-- Start DATASET EXTRACT --

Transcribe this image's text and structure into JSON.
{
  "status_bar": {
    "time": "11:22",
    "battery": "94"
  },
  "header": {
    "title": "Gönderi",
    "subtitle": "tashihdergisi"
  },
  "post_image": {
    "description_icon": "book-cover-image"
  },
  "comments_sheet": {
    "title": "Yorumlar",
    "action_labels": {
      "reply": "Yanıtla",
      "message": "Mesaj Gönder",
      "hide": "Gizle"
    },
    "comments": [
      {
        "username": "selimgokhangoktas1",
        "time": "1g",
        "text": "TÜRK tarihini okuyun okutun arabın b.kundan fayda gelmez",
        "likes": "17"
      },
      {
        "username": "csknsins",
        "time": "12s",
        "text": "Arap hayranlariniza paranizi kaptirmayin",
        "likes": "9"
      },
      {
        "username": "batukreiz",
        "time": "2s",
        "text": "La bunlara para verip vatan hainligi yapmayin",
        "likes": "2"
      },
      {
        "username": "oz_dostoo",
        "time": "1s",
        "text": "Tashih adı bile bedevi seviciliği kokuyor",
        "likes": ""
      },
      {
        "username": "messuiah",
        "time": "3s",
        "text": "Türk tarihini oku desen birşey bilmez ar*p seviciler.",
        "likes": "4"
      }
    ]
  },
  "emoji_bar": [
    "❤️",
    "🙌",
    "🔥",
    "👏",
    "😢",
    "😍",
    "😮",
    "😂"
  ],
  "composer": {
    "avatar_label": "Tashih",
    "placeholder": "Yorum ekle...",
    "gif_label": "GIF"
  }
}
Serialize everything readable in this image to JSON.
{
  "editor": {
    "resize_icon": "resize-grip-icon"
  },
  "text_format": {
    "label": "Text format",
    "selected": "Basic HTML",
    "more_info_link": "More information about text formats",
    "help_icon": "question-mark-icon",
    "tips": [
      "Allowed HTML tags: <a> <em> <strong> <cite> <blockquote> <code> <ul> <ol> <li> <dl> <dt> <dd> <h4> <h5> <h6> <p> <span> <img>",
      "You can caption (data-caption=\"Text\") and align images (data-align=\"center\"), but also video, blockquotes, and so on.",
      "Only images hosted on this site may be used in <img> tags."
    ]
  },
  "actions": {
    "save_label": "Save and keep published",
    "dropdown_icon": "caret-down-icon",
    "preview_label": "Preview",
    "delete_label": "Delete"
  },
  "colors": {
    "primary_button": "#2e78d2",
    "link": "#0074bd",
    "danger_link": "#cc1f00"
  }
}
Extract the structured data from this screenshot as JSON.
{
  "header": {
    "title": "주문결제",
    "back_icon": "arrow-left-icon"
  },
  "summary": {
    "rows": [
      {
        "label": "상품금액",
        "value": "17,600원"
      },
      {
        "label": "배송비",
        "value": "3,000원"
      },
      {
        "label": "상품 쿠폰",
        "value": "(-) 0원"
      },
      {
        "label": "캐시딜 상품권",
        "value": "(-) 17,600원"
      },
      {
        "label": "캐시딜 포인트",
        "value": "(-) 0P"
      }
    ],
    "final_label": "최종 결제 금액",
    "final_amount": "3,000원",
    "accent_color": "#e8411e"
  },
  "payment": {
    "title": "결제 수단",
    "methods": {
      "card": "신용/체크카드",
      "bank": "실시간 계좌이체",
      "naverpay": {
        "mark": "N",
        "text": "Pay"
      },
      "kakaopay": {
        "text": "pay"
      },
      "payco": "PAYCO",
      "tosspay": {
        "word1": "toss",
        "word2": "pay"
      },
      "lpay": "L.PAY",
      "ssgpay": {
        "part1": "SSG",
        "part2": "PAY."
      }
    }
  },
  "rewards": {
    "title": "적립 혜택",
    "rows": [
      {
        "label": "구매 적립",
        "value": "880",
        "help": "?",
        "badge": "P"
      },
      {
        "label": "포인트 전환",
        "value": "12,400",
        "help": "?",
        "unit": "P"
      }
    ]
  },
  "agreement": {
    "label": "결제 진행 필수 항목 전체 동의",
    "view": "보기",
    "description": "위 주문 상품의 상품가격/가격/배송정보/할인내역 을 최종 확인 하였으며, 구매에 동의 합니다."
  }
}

-- End DATASET EXTRACT --

| EXERCISE OBJECTIVE |
Repeat, exactly and only, the lines above from the one containing "Extract the structured" through the end of the material.

| RESPONSE TO THE EXERCISE |
Extract the structured data from this screenshot as JSON.
{
  "header": {
    "title": "주문결제",
    "back_icon": "arrow-left-icon"
  },
  "summary": {
    "rows": [
      {
        "label": "상품금액",
        "value": "17,600원"
      },
      {
        "label": "배송비",
        "value": "3,000원"
      },
      {
        "label": "상품 쿠폰",
        "value": "(-) 0원"
      },
      {
        "label": "캐시딜 상품권",
        "value": "(-) 17,600원"
      },
      {
        "label": "캐시딜 포인트",
        "value": "(-) 0P"
      }
    ],
    "final_label": "최종 결제 금액",
    "final_amount": "3,000원",
    "accent_color": "#e8411e"
  },
  "payment": {
    "title": "결제 수단",
    "methods": {
      "card": "신용/체크카드",
      "bank": "실시간 계좌이체",
      "naverpay": {
        "mark": "N",
        "text": "Pay"
      },
      "kakaopay": {
        "text": "pay"
      },
      "payco": "PAYCO",
      "tosspay": {
        "word1": "toss",
        "word2": "pay"
      },
      "lpay": "L.PAY",
      "ssgpay": {
        "part1": "SSG",
        "part2": "PAY."
      }
    }
  },
  "rewards": {
    "title": "적립 혜택",
    "rows": [
      {
        "label": "구매 적립",
        "value": "880",
        "help": "?",
        "badge": "P"
      },
      {
        "label": "포인트 전환",
        "value": "12,400",
        "help": "?",
        "unit": "P"
      }
    ]
  },
  "agreement": {
    "label": "결제 진행 필수 항목 전체 동의",
    "view": "보기",
    "description": "위 주문 상품의 상품가격/가격/배송정보/할인내역 을 최종 확인 하였으며, 구매에 동의 합니다."
  }
}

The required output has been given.